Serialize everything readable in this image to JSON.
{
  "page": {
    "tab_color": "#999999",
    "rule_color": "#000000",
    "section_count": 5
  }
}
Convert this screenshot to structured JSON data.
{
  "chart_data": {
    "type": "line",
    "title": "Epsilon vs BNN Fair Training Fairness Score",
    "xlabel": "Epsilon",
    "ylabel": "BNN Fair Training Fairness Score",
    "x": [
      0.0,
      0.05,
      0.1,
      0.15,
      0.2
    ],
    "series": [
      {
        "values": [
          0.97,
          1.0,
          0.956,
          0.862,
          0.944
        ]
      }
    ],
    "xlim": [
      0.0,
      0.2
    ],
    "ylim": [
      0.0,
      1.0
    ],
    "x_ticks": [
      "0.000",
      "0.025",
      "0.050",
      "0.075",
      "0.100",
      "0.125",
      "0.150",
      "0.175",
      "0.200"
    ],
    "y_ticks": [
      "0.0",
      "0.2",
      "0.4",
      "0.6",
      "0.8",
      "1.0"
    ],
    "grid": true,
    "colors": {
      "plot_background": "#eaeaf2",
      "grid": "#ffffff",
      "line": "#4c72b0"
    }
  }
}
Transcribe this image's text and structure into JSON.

-=-=-=-=-

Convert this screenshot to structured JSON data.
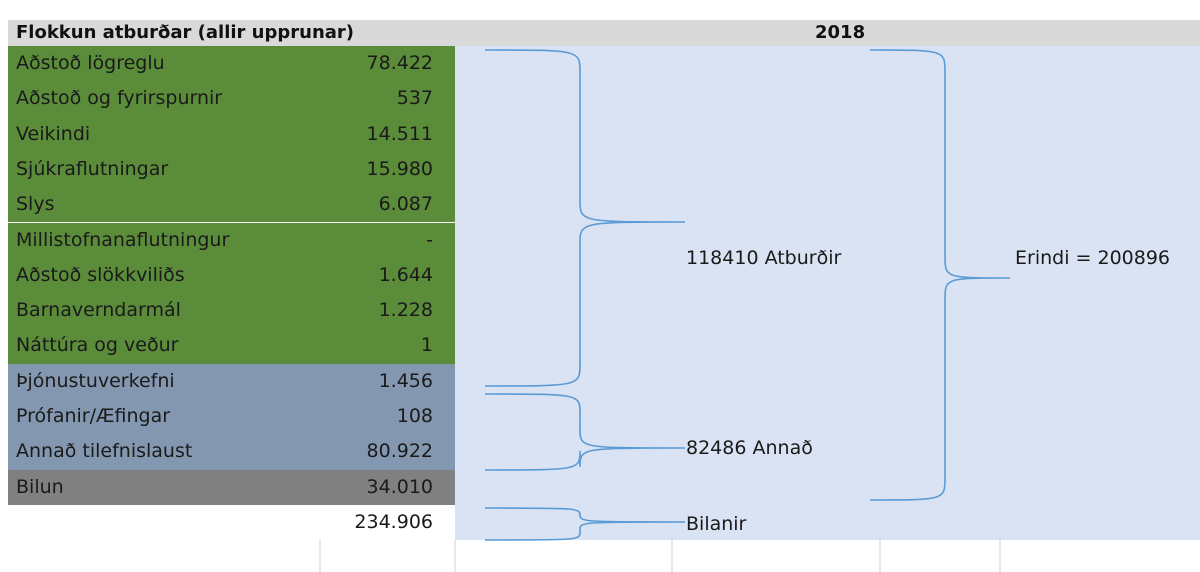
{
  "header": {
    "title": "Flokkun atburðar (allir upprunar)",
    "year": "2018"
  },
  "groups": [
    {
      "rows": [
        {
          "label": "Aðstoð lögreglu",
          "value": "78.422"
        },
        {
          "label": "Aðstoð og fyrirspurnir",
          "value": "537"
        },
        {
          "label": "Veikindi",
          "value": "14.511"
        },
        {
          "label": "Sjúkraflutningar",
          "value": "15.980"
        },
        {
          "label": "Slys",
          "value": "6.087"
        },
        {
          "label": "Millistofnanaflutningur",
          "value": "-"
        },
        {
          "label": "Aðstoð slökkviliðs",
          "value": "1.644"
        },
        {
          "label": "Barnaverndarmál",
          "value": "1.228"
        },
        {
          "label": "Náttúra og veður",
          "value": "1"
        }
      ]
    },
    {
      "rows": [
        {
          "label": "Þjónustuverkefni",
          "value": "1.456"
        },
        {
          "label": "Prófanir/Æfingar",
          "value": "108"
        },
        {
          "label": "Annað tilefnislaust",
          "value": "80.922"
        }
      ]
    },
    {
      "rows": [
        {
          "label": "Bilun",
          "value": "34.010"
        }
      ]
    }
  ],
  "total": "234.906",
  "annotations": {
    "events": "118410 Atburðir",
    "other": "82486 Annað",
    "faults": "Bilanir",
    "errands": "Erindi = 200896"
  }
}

-=-=-=-=-

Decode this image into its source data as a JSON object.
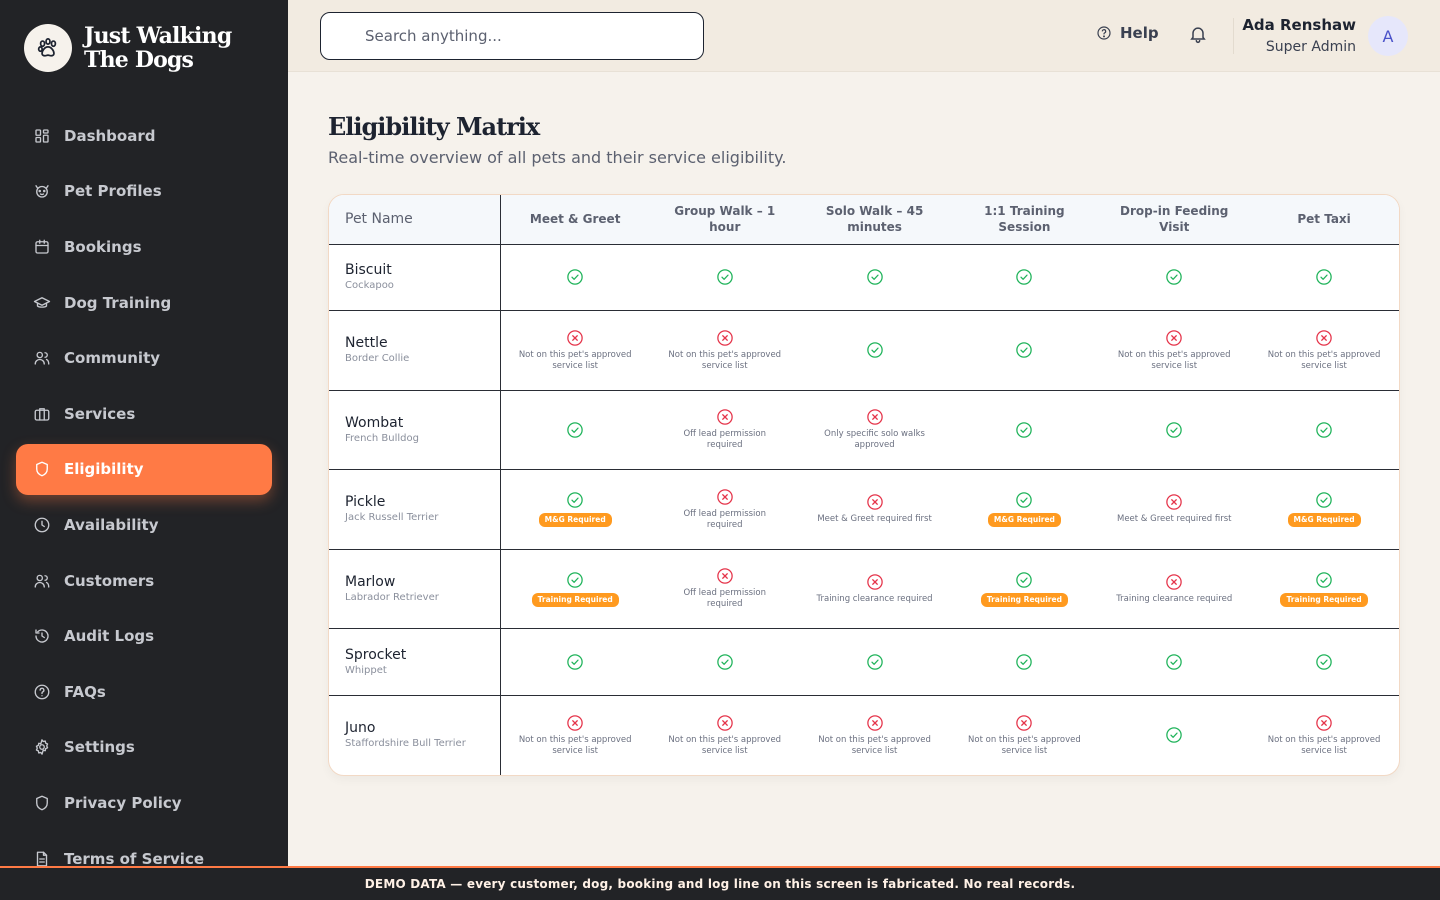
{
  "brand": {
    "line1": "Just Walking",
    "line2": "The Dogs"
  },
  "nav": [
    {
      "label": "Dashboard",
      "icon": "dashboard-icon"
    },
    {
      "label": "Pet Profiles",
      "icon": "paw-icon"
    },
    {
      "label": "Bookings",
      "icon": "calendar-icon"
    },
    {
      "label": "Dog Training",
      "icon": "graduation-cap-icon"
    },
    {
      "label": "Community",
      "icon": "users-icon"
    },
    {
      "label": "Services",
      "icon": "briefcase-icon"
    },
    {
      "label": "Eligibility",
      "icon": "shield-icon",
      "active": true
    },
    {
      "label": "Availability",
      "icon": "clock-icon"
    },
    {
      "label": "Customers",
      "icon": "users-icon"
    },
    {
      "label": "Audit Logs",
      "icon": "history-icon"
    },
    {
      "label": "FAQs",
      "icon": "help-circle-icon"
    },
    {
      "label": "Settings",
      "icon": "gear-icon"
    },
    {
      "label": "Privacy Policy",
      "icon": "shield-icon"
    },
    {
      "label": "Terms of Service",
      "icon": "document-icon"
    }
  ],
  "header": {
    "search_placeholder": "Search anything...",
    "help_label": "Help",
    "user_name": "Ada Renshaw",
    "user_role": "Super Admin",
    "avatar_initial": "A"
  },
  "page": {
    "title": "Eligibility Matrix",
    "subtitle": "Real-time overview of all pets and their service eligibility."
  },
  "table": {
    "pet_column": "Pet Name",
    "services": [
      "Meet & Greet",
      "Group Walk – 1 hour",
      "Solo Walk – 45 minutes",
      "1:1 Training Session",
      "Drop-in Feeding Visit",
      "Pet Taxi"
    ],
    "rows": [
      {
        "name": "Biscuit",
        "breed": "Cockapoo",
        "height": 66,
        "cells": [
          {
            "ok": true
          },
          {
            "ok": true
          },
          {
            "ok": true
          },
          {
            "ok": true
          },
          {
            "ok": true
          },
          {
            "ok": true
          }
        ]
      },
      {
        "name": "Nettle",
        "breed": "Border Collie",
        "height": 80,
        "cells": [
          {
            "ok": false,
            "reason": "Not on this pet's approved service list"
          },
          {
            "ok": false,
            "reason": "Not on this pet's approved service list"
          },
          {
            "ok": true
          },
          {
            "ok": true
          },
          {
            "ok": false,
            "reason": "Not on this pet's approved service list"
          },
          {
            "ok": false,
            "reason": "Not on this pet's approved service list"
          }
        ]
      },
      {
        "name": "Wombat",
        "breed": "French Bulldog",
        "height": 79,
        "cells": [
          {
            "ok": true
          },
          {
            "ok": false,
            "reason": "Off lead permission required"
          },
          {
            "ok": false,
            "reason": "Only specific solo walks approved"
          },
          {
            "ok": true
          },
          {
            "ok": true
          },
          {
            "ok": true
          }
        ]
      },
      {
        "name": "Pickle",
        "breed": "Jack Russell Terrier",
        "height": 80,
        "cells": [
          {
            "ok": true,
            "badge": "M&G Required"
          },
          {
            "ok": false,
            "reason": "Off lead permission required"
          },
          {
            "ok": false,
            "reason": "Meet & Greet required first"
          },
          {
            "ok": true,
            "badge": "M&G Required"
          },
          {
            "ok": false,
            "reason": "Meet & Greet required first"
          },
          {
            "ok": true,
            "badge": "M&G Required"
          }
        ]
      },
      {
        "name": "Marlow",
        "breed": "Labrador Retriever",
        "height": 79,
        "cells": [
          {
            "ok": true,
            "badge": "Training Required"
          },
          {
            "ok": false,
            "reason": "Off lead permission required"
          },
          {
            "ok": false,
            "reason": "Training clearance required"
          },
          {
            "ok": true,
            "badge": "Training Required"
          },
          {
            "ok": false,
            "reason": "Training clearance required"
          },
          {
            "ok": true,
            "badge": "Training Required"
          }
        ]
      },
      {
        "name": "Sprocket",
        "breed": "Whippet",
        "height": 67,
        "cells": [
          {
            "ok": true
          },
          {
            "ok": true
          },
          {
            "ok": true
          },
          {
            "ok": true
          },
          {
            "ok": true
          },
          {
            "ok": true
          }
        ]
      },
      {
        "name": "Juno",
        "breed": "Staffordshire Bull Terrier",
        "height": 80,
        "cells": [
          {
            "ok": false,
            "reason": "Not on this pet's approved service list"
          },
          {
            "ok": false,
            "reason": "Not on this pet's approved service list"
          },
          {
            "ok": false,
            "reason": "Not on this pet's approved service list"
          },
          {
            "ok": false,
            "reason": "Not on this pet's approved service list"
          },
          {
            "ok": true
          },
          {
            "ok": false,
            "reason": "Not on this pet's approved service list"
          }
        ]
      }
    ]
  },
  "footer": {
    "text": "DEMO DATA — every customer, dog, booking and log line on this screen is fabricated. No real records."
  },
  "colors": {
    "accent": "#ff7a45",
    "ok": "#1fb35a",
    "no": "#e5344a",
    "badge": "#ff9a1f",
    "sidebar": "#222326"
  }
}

-=-=-=-=-

What to produce – Extract every line containing the string "Annað" from the data above.

Solution to this problem –
          "label": "Annað tilefnislaust",
    "other": "82486 Annað",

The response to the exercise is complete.